=== EXERCISE AIM ===
Please reproduce the records below exactly, omitting any pictures they contain.

*** DATA TO PROCESS Section Begins ***

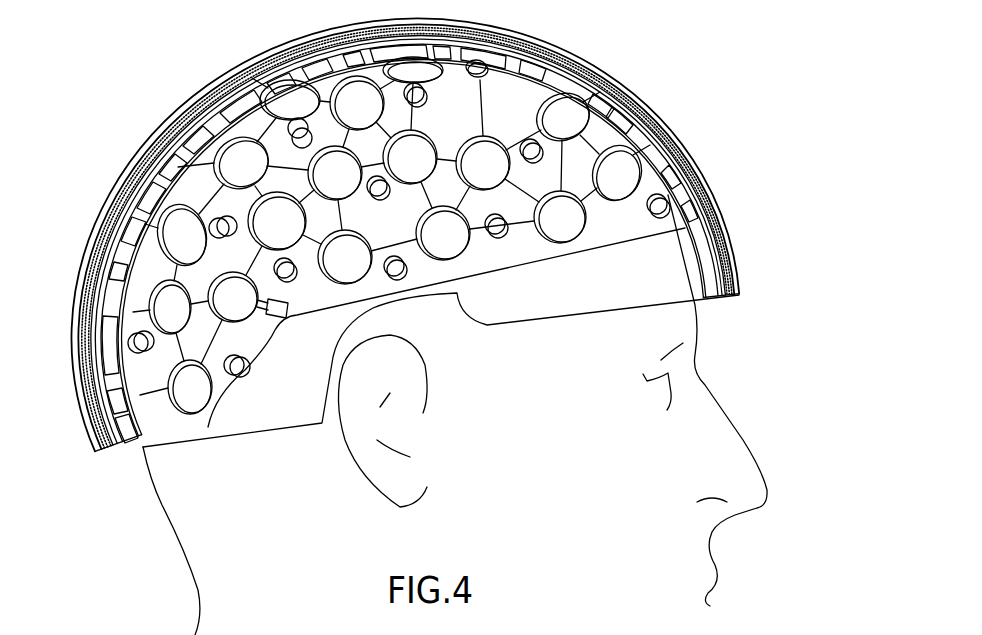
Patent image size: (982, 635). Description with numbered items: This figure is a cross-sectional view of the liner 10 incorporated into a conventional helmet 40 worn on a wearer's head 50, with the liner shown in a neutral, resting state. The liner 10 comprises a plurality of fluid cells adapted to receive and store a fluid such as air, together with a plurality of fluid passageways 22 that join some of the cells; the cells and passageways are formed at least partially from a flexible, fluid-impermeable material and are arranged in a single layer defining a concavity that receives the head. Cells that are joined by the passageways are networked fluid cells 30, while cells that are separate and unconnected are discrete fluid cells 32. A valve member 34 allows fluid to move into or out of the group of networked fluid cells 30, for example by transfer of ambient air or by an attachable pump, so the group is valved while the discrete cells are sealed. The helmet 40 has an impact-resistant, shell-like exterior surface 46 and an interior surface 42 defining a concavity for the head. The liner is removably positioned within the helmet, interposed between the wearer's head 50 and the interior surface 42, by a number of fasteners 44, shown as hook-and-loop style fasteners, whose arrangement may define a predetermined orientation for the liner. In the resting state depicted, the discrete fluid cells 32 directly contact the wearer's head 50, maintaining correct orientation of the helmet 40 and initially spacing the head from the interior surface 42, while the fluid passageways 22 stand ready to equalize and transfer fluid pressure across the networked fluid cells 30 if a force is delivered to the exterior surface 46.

The liner 10 is at (203, 428).
The fluid passageways 22 is at (396, 259).
The networked fluid cells 30 is at (614, 201).
The discrete fluid cells 32 is at (541, 60).
The valve member 34 is at (287, 318).
The helmet 40 is at (89, 467).
The interior surface 42 is at (718, 276).
The fasteners 44 is at (322, 31).
The exterior surface 46 is at (731, 236).
The wearer's head 50 is at (696, 335).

*** DATA TO PROCESS Section Ends ***

=== SOLUTION TO THIS EXERCISE ===
Patent image size: (982, 635). Description with numbered items: This figure is a cross-sectional view of the liner 10 incorporated into a conventional helmet 40 worn on a wearer's head 50, with the liner shown in a neutral, resting state. The liner 10 comprises a plurality of fluid cells adapted to receive and store a fluid such as air, together with a plurality of fluid passageways 22 that join some of the cells; the cells and passageways are formed at least partially from a flexible, fluid-impermeable material and are arranged in a single layer defining a concavity that receives the head. Cells that are joined by the passageways are networked fluid cells 30, while cells that are separate and unconnected are discrete fluid cells 32. A valve member 34 allows fluid to move into or out of the group of networked fluid cells 30, for example by transfer of ambient air or by an attachable pump, so the group is valved while the discrete cells are sealed. The helmet 40 has an impact-resistant, shell-like exterior surface 46 and an interior surface 42 defining a concavity for the head. The liner is removably positioned within the helmet, interposed between the wearer's head 50 and the interior surface 42, by a number of fasteners 44, shown as hook-and-loop style fasteners, whose arrangement may define a predetermined orientation for the liner. In the resting state depicted, the discrete fluid cells 32 directly contact the wearer's head 50, maintaining correct orientation of the helmet 40 and initially spacing the head from the interior surface 42, while the fluid passageways 22 stand ready to equalize and transfer fluid pressure across the networked fluid cells 30 if a force is delivered to the exterior surface 46.

The liner 10 is at (203, 428).
The fluid passageways 22 is at (396, 259).
The networked fluid cells 30 is at (614, 201).
The discrete fluid cells 32 is at (541, 60).
The valve member 34 is at (287, 318).
The helmet 40 is at (89, 467).
The interior surface 42 is at (718, 276).
The fasteners 44 is at (322, 31).
The exterior surface 46 is at (731, 236).
The wearer's head 50 is at (696, 335).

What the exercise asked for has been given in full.